Request. Quote all entries exactly, leaving pictures aside.
Begin Material
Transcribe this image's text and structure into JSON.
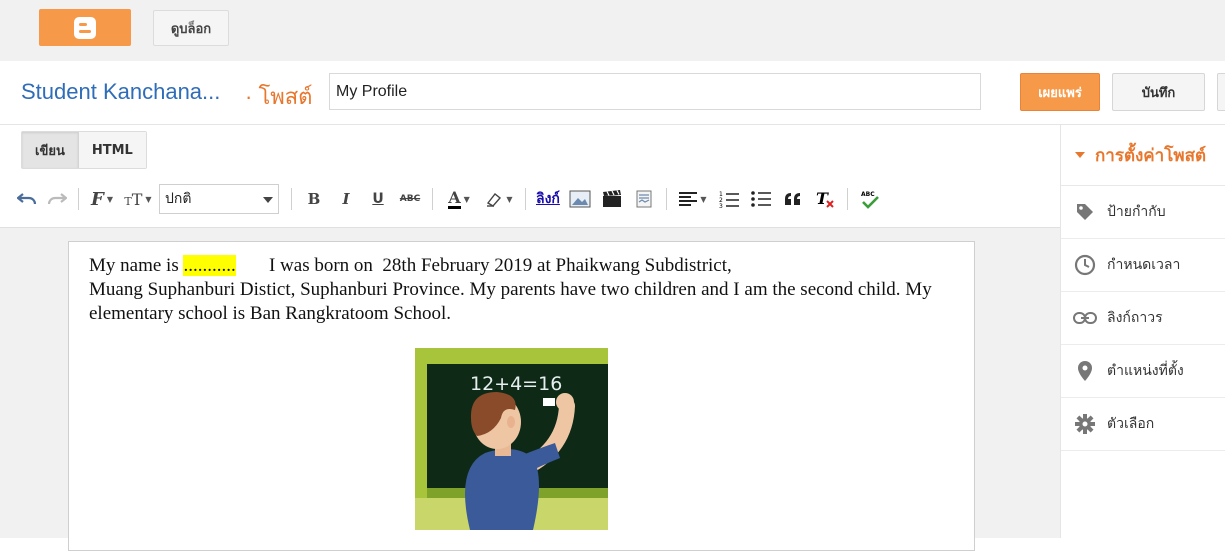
{
  "topbar": {
    "view_blog_label": "ดูบล็อก"
  },
  "header": {
    "blog_name": "Student Kanchana...",
    "post_label": "· โพสต์",
    "title_value": "My Profile",
    "publish_label": "เผยแพร่",
    "save_label": "บันทึก"
  },
  "editor_tabs": [
    {
      "label": "เขียน"
    },
    {
      "label": "HTML"
    }
  ],
  "toolbar": {
    "format_value": "ปกติ",
    "link_label": "ลิงก์"
  },
  "content": {
    "p1_before": "My name is ",
    "p1_highlight": "...........",
    "p1_after": "       I was born on  28th February 2019 at Phaikwang Subdistrict,",
    "p2": "Muang Suphanburi Distict, Suphanburi Province.  My parents have two children and I am the second child. My elementary school is Ban Rangkratoom School.",
    "image_equation": "12+4=16"
  },
  "sidebar": {
    "heading": "การตั้งค่าโพสต์",
    "items": [
      {
        "label": "ป้ายกำกับ",
        "icon": "tag-icon"
      },
      {
        "label": "กำหนดเวลา",
        "icon": "clock-icon"
      },
      {
        "label": "ลิงก์ถาวร",
        "icon": "link-icon"
      },
      {
        "label": "ตำแหน่งที่ตั้ง",
        "icon": "location-pin-icon"
      },
      {
        "label": "ตัวเลือก",
        "icon": "gear-icon"
      }
    ]
  },
  "colors": {
    "accent": "#f69a4a",
    "blog_blue": "#2f6db8",
    "orange_text": "#e8772e",
    "highlight": "#ffff00"
  }
}
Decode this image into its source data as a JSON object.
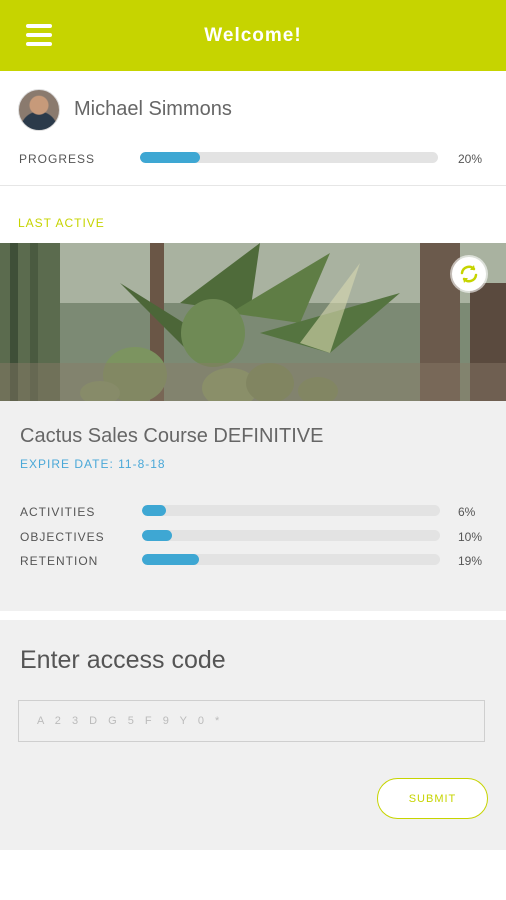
{
  "theme": {
    "accent": "#c6d400",
    "progress_bar": "#3ea7d3"
  },
  "header": {
    "title": "Welcome!",
    "menu_icon": "hamburger-menu-icon"
  },
  "profile": {
    "name": "Michael Simmons",
    "progress_label": "PROGRESS",
    "progress_text": "20%",
    "progress_value": 0.2
  },
  "last_active": {
    "label": "LAST ACTIVE",
    "refresh_icon": "refresh-icon",
    "course": {
      "title": "Cactus Sales Course DEFINITIVE",
      "expire": "EXPIRE DATE: 11-8-18",
      "stats": [
        {
          "label": "ACTIVITIES",
          "text": "6%",
          "value": 0.06
        },
        {
          "label": "OBJECTIVES",
          "text": "10%",
          "value": 0.1
        },
        {
          "label": "RETENTION",
          "text": "19%",
          "value": 0.19
        }
      ]
    }
  },
  "access": {
    "title": "Enter access code",
    "placeholder": "A 2 3 D G 5 F 9 Y 0 *",
    "value": "",
    "submit_label": "SUBMIT"
  }
}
End Material
Result for this task.
Transcribe this image's text and structure into JSON.
{
  "topbar": {
    "view_blog_label": "ดูบล็อก"
  },
  "header": {
    "blog_name": "Student Kanchana...",
    "post_label": "· โพสต์",
    "title_value": "My Profile",
    "publish_label": "เผยแพร่",
    "save_label": "บันทึก"
  },
  "editor_tabs": [
    {
      "label": "เขียน"
    },
    {
      "label": "HTML"
    }
  ],
  "toolbar": {
    "format_value": "ปกติ",
    "link_label": "ลิงก์"
  },
  "content": {
    "p1_before": "My name is ",
    "p1_highlight": "...........",
    "p1_after": "       I was born on  28th February 2019 at Phaikwang Subdistrict,",
    "p2": "Muang Suphanburi Distict, Suphanburi Province.  My parents have two children and I am the second child. My elementary school is Ban Rangkratoom School.",
    "image_equation": "12+4=16"
  },
  "sidebar": {
    "heading": "การตั้งค่าโพสต์",
    "items": [
      {
        "label": "ป้ายกำกับ",
        "icon": "tag-icon"
      },
      {
        "label": "กำหนดเวลา",
        "icon": "clock-icon"
      },
      {
        "label": "ลิงก์ถาวร",
        "icon": "link-icon"
      },
      {
        "label": "ตำแหน่งที่ตั้ง",
        "icon": "location-pin-icon"
      },
      {
        "label": "ตัวเลือก",
        "icon": "gear-icon"
      }
    ]
  },
  "colors": {
    "accent": "#f69a4a",
    "blog_blue": "#2f6db8",
    "orange_text": "#e8772e",
    "highlight": "#ffff00"
  }
}
Decode this image into its source data as a JSON object.
{
  "theme": {
    "accent": "#c6d400",
    "progress_bar": "#3ea7d3"
  },
  "header": {
    "title": "Welcome!",
    "menu_icon": "hamburger-menu-icon"
  },
  "profile": {
    "name": "Michael Simmons",
    "progress_label": "PROGRESS",
    "progress_text": "20%",
    "progress_value": 0.2
  },
  "last_active": {
    "label": "LAST ACTIVE",
    "refresh_icon": "refresh-icon",
    "course": {
      "title": "Cactus Sales Course DEFINITIVE",
      "expire": "EXPIRE DATE: 11-8-18",
      "stats": [
        {
          "label": "ACTIVITIES",
          "text": "6%",
          "value": 0.06
        },
        {
          "label": "OBJECTIVES",
          "text": "10%",
          "value": 0.1
        },
        {
          "label": "RETENTION",
          "text": "19%",
          "value": 0.19
        }
      ]
    }
  },
  "access": {
    "title": "Enter access code",
    "placeholder": "A 2 3 D G 5 F 9 Y 0 *",
    "value": "",
    "submit_label": "SUBMIT"
  }
}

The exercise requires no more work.